'''

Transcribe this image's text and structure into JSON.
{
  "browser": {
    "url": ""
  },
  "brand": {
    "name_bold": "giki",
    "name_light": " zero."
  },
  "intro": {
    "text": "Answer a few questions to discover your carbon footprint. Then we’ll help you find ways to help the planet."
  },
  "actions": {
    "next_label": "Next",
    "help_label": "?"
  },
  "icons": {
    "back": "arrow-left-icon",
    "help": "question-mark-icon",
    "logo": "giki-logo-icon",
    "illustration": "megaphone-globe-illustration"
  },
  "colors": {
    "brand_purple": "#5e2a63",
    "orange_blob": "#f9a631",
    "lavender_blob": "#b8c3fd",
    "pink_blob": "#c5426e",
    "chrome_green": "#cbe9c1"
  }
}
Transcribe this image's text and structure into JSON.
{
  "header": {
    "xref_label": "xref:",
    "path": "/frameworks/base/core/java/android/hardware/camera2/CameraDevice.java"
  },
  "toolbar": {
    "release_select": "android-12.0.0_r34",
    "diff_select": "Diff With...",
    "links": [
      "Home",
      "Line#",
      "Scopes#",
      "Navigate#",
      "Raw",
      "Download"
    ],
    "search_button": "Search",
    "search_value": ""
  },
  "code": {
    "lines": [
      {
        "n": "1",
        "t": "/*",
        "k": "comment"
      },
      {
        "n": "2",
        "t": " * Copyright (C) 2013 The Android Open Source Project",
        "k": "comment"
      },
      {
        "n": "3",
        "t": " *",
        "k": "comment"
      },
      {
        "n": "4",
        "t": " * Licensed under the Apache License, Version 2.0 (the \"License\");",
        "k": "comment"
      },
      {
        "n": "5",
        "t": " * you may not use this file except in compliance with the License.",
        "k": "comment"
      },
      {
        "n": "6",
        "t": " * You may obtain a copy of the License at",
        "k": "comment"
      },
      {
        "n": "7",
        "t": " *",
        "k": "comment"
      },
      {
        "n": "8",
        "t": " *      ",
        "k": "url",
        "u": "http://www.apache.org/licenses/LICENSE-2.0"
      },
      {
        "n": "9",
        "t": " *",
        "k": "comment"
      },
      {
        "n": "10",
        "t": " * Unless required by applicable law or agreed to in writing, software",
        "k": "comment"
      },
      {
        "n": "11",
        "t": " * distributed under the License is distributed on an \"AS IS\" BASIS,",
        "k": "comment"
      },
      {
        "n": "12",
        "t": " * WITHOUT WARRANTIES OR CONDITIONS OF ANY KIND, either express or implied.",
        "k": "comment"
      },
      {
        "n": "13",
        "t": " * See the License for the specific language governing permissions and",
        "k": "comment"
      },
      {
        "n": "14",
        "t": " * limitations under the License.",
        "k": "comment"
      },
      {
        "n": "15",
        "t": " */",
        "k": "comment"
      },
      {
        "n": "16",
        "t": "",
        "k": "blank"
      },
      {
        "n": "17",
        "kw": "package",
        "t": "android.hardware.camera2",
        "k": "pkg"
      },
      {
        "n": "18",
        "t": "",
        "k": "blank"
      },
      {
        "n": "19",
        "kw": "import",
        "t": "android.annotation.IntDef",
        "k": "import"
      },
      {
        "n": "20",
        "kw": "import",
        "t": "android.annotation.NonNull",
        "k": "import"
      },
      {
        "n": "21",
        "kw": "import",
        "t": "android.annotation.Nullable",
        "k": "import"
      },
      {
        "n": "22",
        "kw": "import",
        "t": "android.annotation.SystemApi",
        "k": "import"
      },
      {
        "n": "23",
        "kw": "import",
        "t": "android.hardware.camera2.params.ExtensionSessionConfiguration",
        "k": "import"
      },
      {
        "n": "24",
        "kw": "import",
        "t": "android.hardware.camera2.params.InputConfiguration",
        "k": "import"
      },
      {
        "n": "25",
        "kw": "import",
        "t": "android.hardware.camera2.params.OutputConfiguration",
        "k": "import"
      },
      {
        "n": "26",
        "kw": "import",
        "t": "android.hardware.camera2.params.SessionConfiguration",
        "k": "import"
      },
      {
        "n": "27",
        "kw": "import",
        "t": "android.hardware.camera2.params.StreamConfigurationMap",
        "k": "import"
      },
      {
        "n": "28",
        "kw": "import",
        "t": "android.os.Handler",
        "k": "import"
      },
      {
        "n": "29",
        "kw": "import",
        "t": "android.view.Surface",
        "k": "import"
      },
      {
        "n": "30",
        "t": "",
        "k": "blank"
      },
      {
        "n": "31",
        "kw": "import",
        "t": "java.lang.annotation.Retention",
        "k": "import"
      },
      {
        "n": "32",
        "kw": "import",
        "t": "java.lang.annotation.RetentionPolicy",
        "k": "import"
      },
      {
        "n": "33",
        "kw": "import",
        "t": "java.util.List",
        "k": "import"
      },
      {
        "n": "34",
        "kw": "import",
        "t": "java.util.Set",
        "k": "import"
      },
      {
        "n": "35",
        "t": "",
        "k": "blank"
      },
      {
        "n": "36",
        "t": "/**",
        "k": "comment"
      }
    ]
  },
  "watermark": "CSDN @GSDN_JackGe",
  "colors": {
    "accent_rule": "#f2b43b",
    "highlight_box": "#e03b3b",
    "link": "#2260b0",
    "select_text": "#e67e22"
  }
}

'''

What is needed: Copy out each record, keeping every word as it is.

Result for this exercise:
Transcribe this image's text and structure into JSON.
{
  "browser": {
    "url": ""
  },
  "brand": {
    "name_bold": "giki",
    "name_light": " zero."
  },
  "intro": {
    "text": "Answer a few questions to discover your carbon footprint. Then we’ll help you find ways to help the planet."
  },
  "actions": {
    "next_label": "Next",
    "help_label": "?"
  },
  "icons": {
    "back": "arrow-left-icon",
    "help": "question-mark-icon",
    "logo": "giki-logo-icon",
    "illustration": "megaphone-globe-illustration"
  },
  "colors": {
    "brand_purple": "#5e2a63",
    "orange_blob": "#f9a631",
    "lavender_blob": "#b8c3fd",
    "pink_blob": "#c5426e",
    "chrome_green": "#cbe9c1"
  }
}
Transcribe this image's text and structure into JSON.
{
  "header": {
    "xref_label": "xref:",
    "path": "/frameworks/base/core/java/android/hardware/camera2/CameraDevice.java"
  },
  "toolbar": {
    "release_select": "android-12.0.0_r34",
    "diff_select": "Diff With...",
    "links": [
      "Home",
      "Line#",
      "Scopes#",
      "Navigate#",
      "Raw",
      "Download"
    ],
    "search_button": "Search",
    "search_value": ""
  },
  "code": {
    "lines": [
      {
        "n": "1",
        "t": "/*",
        "k": "comment"
      },
      {
        "n": "2",
        "t": " * Copyright (C) 2013 The Android Open Source Project",
        "k": "comment"
      },
      {
        "n": "3",
        "t": " *",
        "k": "comment"
      },
      {
        "n": "4",
        "t": " * Licensed under the Apache License, Version 2.0 (the \"License\");",
        "k": "comment"
      },
      {
        "n": "5",
        "t": " * you may not use this file except in compliance with the License.",
        "k": "comment"
      },
      {
        "n": "6",
        "t": " * You may obtain a copy of the License at",
        "k": "comment"
      },
      {
        "n": "7",
        "t": " *",
        "k": "comment"
      },
      {
        "n": "8",
        "t": " *      ",
        "k": "url",
        "u": "http://www.apache.org/licenses/LICENSE-2.0"
      },
      {
        "n": "9",
        "t": " *",
        "k": "comment"
      },
      {
        "n": "10",
        "t": " * Unless required by applicable law or agreed to in writing, software",
        "k": "comment"
      },
      {
        "n": "11",
        "t": " * distributed under the License is distributed on an \"AS IS\" BASIS,",
        "k": "comment"
      },
      {
        "n": "12",
        "t": " * WITHOUT WARRANTIES OR CONDITIONS OF ANY KIND, either express or implied.",
        "k": "comment"
      },
      {
        "n": "13",
        "t": " * See the License for the specific language governing permissions and",
        "k": "comment"
      },
      {
        "n": "14",
        "t": " * limitations under the License.",
        "k": "comment"
      },
      {
        "n": "15",
        "t": " */",
        "k": "comment"
      },
      {
        "n": "16",
        "t": "",
        "k": "blank"
      },
      {
        "n": "17",
        "kw": "package",
        "t": "android.hardware.camera2",
        "k": "pkg"
      },
      {
        "n": "18",
        "t": "",
        "k": "blank"
      },
      {
        "n": "19",
        "kw": "import",
        "t": "android.annotation.IntDef",
        "k": "import"
      },
      {
        "n": "20",
        "kw": "import",
        "t": "android.annotation.NonNull",
        "k": "import"
      },
      {
        "n": "21",
        "kw": "import",
        "t": "android.annotation.Nullable",
        "k": "import"
      },
      {
        "n": "22",
        "kw": "import",
        "t": "android.annotation.SystemApi",
        "k": "import"
      },
      {
        "n": "23",
        "kw": "import",
        "t": "android.hardware.camera2.params.ExtensionSessionConfiguration",
        "k": "import"
      },
      {
        "n": "24",
        "kw": "import",
        "t": "android.hardware.camera2.params.InputConfiguration",
        "k": "import"
      },
      {
        "n": "25",
        "kw": "import",
        "t": "android.hardware.camera2.params.OutputConfiguration",
        "k": "import"
      },
      {
        "n": "26",
        "kw": "import",
        "t": "android.hardware.camera2.params.SessionConfiguration",
        "k": "import"
      },
      {
        "n": "27",
        "kw": "import",
        "t": "android.hardware.camera2.params.StreamConfigurationMap",
        "k": "import"
      },
      {
        "n": "28",
        "kw": "import",
        "t": "android.os.Handler",
        "k": "import"
      },
      {
        "n": "29",
        "kw": "import",
        "t": "android.view.Surface",
        "k": "import"
      },
      {
        "n": "30",
        "t": "",
        "k": "blank"
      },
      {
        "n": "31",
        "kw": "import",
        "t": "java.lang.annotation.Retention",
        "k": "import"
      },
      {
        "n": "32",
        "kw": "import",
        "t": "java.lang.annotation.RetentionPolicy",
        "k": "import"
      },
      {
        "n": "33",
        "kw": "import",
        "t": "java.util.List",
        "k": "import"
      },
      {
        "n": "34",
        "kw": "import",
        "t": "java.util.Set",
        "k": "import"
      },
      {
        "n": "35",
        "t": "",
        "k": "blank"
      },
      {
        "n": "36",
        "t": "/**",
        "k": "comment"
      }
    ]
  },
  "watermark": "CSDN @GSDN_JackGe",
  "colors": {
    "accent_rule": "#f2b43b",
    "highlight_box": "#e03b3b",
    "link": "#2260b0",
    "select_text": "#e67e22"
  }
}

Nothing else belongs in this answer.